→ **Exercise**:
Would you quote every entry exactly, dropping only the pictures?

▬▬▬

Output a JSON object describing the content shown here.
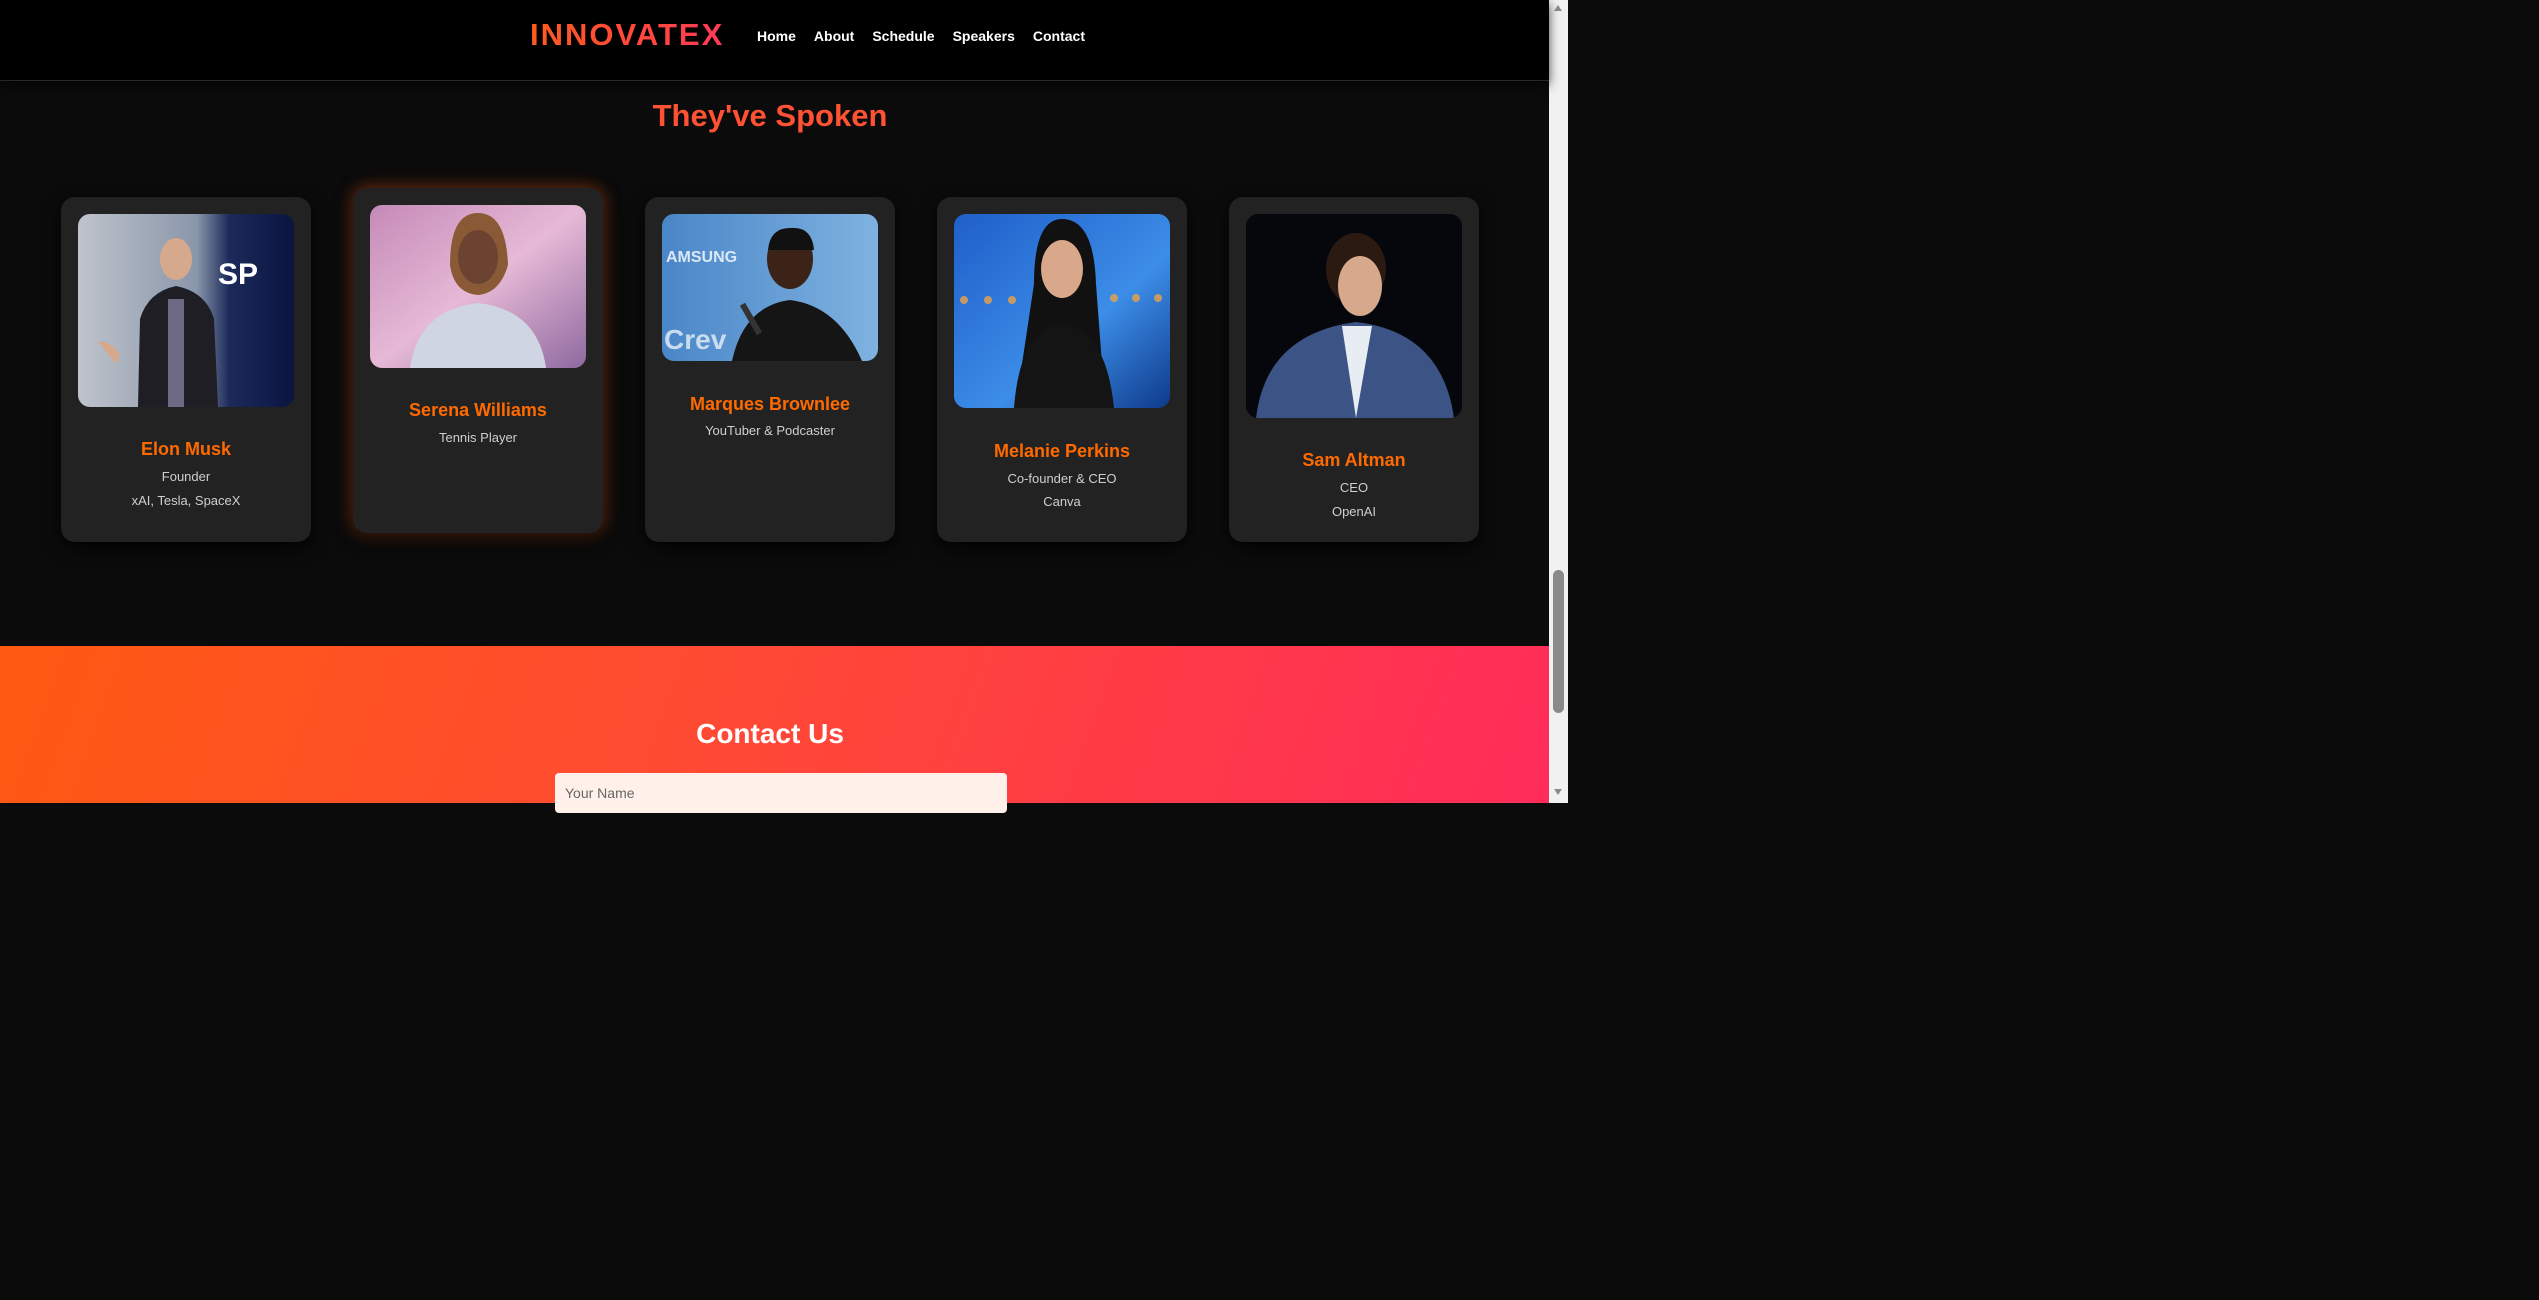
{
  "nav": {
    "logo": "INNOVATEX",
    "links": [
      "Home",
      "About",
      "Schedule",
      "Speakers",
      "Contact"
    ]
  },
  "speakers_section": {
    "title": "They've Spoken",
    "speakers": [
      {
        "name": "Elon Musk",
        "role": "Founder",
        "org": "xAI, Tesla, SpaceX"
      },
      {
        "name": "Serena Williams",
        "role": "Tennis Player"
      },
      {
        "name": "Marques Brownlee",
        "role": "YouTuber & Podcaster"
      },
      {
        "name": "Melanie Perkins",
        "role": "Co-founder & CEO",
        "org": "Canva"
      },
      {
        "name": "Sam Altman",
        "role": "CEO",
        "org": "OpenAI"
      }
    ]
  },
  "contact": {
    "title": "Contact Us",
    "name_placeholder": "Your Name"
  },
  "colors": {
    "accent": "#ff6a00",
    "title": "#ff5133",
    "card_bg": "#222222",
    "page_bg": "#0b0b0b"
  }
}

▬▬▬

→ **Expected answer**:
Output a JSON object describing the content shown here.
{
  "nav": {
    "logo": "INNOVATEX",
    "links": [
      "Home",
      "About",
      "Schedule",
      "Speakers",
      "Contact"
    ]
  },
  "speakers_section": {
    "title": "They've Spoken",
    "speakers": [
      {
        "name": "Elon Musk",
        "role": "Founder",
        "org": "xAI, Tesla, SpaceX"
      },
      {
        "name": "Serena Williams",
        "role": "Tennis Player"
      },
      {
        "name": "Marques Brownlee",
        "role": "YouTuber & Podcaster"
      },
      {
        "name": "Melanie Perkins",
        "role": "Co-founder & CEO",
        "org": "Canva"
      },
      {
        "name": "Sam Altman",
        "role": "CEO",
        "org": "OpenAI"
      }
    ]
  },
  "contact": {
    "title": "Contact Us",
    "name_placeholder": "Your Name"
  },
  "colors": {
    "accent": "#ff6a00",
    "title": "#ff5133",
    "card_bg": "#222222",
    "page_bg": "#0b0b0b"
  }
}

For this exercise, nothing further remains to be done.